§ Task directions
Repeat exactly, and only, the lines from the one containing "Output the text content of this document." through the end of the records.

Stored items from a collection
[START]

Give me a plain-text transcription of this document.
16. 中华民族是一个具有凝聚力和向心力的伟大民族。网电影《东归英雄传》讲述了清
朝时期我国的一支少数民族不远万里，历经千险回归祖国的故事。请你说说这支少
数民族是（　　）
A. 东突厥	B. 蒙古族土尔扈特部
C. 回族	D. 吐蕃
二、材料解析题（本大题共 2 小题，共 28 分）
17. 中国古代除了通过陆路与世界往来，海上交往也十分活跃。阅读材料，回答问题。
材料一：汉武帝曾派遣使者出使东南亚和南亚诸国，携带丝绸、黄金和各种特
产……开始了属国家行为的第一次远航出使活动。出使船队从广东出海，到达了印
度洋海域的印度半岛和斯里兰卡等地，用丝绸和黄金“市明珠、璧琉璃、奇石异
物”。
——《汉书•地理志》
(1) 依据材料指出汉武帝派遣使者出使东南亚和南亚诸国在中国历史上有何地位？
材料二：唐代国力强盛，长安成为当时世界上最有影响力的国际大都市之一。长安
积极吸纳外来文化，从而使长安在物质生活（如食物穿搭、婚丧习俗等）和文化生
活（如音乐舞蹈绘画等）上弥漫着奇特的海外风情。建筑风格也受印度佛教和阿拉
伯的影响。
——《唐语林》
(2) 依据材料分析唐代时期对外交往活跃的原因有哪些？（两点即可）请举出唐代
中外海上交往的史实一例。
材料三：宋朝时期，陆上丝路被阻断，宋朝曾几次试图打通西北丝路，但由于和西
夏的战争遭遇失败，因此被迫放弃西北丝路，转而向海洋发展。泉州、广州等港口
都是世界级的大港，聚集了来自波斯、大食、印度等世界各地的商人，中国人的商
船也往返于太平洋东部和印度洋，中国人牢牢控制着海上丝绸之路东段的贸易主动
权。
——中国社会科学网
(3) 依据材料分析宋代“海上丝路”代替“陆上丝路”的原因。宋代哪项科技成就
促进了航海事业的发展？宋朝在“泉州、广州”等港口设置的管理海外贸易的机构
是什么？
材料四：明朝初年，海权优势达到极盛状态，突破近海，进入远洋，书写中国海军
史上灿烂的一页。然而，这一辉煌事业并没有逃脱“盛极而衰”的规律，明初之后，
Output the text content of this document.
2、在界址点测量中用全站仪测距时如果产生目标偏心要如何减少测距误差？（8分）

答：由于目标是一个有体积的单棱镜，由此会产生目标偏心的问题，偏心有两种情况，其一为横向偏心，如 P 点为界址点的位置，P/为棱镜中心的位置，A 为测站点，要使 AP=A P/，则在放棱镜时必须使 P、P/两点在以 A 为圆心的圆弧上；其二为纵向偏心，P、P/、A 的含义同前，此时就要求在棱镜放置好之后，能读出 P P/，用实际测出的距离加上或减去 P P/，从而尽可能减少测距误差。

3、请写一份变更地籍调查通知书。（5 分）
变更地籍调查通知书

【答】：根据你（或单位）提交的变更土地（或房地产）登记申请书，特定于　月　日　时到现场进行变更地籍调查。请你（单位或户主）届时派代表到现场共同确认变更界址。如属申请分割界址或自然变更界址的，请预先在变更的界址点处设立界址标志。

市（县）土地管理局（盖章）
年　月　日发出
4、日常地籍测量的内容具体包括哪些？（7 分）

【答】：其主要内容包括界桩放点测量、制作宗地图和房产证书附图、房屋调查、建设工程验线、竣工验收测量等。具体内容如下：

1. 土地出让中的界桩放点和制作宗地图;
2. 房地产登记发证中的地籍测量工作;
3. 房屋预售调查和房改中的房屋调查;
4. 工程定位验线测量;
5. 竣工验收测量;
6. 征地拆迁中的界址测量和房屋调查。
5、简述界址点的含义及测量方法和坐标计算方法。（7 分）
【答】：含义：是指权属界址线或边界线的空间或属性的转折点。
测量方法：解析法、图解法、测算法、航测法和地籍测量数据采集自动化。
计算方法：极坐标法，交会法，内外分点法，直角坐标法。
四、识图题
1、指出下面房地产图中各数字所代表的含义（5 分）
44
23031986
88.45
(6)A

[END]

§ Complete answer
Output the text content of this document.
2、在界址点测量中用全站仪测距时如果产生目标偏心要如何减少测距误差？（8分）

答：由于目标是一个有体积的单棱镜，由此会产生目标偏心的问题，偏心有两种情况，其一为横向偏心，如 P 点为界址点的位置，P/为棱镜中心的位置，A 为测站点，要使 AP=A P/，则在放棱镜时必须使 P、P/两点在以 A 为圆心的圆弧上；其二为纵向偏心，P、P/、A 的含义同前，此时就要求在棱镜放置好之后，能读出 P P/，用实际测出的距离加上或减去 P P/，从而尽可能减少测距误差。

3、请写一份变更地籍调查通知书。（5 分）
变更地籍调查通知书

【答】：根据你（或单位）提交的变更土地（或房地产）登记申请书，特定于　月　日　时到现场进行变更地籍调查。请你（单位或户主）届时派代表到现场共同确认变更界址。如属申请分割界址或自然变更界址的，请预先在变更的界址点处设立界址标志。

市（县）土地管理局（盖章）
年　月　日发出
4、日常地籍测量的内容具体包括哪些？（7 分）

【答】：其主要内容包括界桩放点测量、制作宗地图和房产证书附图、房屋调查、建设工程验线、竣工验收测量等。具体内容如下：

1. 土地出让中的界桩放点和制作宗地图;
2. 房地产登记发证中的地籍测量工作;
3. 房屋预售调查和房改中的房屋调查;
4. 工程定位验线测量;
5. 竣工验收测量;
6. 征地拆迁中的界址测量和房屋调查。
5、简述界址点的含义及测量方法和坐标计算方法。（7 分）
【答】：含义：是指权属界址线或边界线的空间或属性的转折点。
测量方法：解析法、图解法、测算法、航测法和地籍测量数据采集自动化。
计算方法：极坐标法，交会法，内外分点法，直角坐标法。
四、识图题
1、指出下面房地产图中各数字所代表的含义（5 分）
44
23031986
88.45
(6)A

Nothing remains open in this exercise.